### WHAT THE TASK ASKS
Search the listing below for the string "JSON" and copy every line where it occurs.

==========

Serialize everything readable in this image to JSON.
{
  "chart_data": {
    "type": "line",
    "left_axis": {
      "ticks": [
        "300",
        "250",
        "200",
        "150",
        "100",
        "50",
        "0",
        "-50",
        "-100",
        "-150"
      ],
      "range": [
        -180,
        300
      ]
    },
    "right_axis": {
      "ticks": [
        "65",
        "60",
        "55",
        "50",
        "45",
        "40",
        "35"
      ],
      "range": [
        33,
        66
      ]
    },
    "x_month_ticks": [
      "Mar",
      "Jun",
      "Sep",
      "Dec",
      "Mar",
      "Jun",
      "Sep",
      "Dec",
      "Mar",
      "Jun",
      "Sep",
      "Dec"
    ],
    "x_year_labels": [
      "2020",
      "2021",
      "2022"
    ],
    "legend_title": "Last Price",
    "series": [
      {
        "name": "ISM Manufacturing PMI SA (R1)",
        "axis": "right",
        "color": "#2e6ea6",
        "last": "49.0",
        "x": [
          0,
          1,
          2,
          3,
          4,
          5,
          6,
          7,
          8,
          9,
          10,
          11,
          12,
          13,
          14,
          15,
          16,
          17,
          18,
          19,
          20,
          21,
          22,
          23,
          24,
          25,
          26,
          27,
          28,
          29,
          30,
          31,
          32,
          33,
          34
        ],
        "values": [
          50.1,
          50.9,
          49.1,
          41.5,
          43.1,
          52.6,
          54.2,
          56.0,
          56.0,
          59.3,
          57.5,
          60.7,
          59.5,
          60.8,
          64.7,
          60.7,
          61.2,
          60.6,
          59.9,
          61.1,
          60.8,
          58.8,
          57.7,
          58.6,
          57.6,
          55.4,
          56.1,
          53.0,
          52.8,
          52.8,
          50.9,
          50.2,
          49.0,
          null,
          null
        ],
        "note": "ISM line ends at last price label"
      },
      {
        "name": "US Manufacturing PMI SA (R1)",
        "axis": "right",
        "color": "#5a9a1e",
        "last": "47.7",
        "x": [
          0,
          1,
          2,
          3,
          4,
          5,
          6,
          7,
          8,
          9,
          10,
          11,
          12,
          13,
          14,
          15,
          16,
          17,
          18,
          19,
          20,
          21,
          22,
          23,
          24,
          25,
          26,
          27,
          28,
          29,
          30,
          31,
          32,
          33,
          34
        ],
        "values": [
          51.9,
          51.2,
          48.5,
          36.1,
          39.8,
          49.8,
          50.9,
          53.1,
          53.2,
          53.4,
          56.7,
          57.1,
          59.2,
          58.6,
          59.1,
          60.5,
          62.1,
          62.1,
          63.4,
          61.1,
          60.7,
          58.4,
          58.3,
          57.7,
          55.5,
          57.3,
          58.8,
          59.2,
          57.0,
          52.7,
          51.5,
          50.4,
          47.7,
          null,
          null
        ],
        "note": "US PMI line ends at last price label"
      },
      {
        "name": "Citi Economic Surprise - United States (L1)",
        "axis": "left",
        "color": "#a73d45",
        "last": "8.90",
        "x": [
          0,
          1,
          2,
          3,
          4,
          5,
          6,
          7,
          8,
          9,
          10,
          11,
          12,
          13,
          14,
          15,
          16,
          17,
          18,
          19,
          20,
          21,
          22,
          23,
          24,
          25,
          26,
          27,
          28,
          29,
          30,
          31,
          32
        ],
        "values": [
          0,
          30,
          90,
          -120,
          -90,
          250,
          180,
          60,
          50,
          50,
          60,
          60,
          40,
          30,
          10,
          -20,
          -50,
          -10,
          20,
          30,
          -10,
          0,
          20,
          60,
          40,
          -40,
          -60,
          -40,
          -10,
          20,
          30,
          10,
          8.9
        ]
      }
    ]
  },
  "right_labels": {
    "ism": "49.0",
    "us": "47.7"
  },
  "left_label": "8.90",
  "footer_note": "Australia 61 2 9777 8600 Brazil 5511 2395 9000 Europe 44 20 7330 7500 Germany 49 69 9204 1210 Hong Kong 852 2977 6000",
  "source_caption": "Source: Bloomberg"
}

==========

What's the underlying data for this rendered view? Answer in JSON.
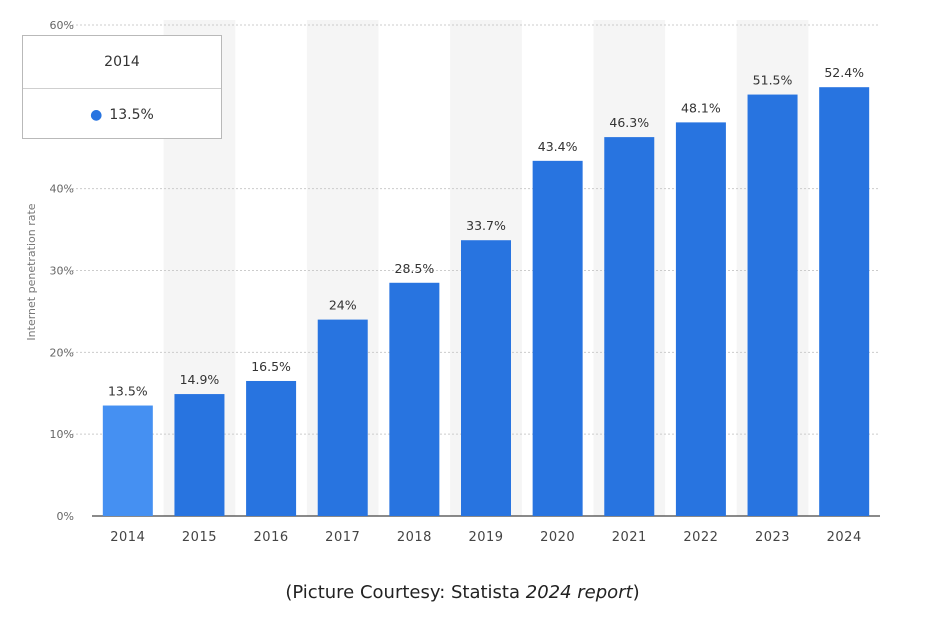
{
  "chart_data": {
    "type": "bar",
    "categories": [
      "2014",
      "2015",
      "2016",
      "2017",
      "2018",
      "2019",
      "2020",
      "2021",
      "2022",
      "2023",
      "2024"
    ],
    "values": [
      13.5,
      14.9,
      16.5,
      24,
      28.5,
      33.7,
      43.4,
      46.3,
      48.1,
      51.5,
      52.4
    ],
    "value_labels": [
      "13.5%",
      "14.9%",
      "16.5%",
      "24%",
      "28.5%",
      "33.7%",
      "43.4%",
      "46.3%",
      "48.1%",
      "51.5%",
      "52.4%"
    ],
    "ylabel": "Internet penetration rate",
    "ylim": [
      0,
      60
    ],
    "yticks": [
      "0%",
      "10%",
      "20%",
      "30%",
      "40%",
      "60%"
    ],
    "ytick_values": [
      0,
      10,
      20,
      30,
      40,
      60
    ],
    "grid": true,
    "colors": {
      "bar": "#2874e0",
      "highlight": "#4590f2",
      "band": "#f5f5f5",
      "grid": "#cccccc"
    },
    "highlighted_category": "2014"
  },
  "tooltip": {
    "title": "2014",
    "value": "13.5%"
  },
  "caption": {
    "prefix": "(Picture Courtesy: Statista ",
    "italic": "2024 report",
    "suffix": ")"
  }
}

==========

### WRITTEN RESPONSE
Serialize everything readable in this image to JSON.
What's the underlying data for this rendered view? Answer in JSON.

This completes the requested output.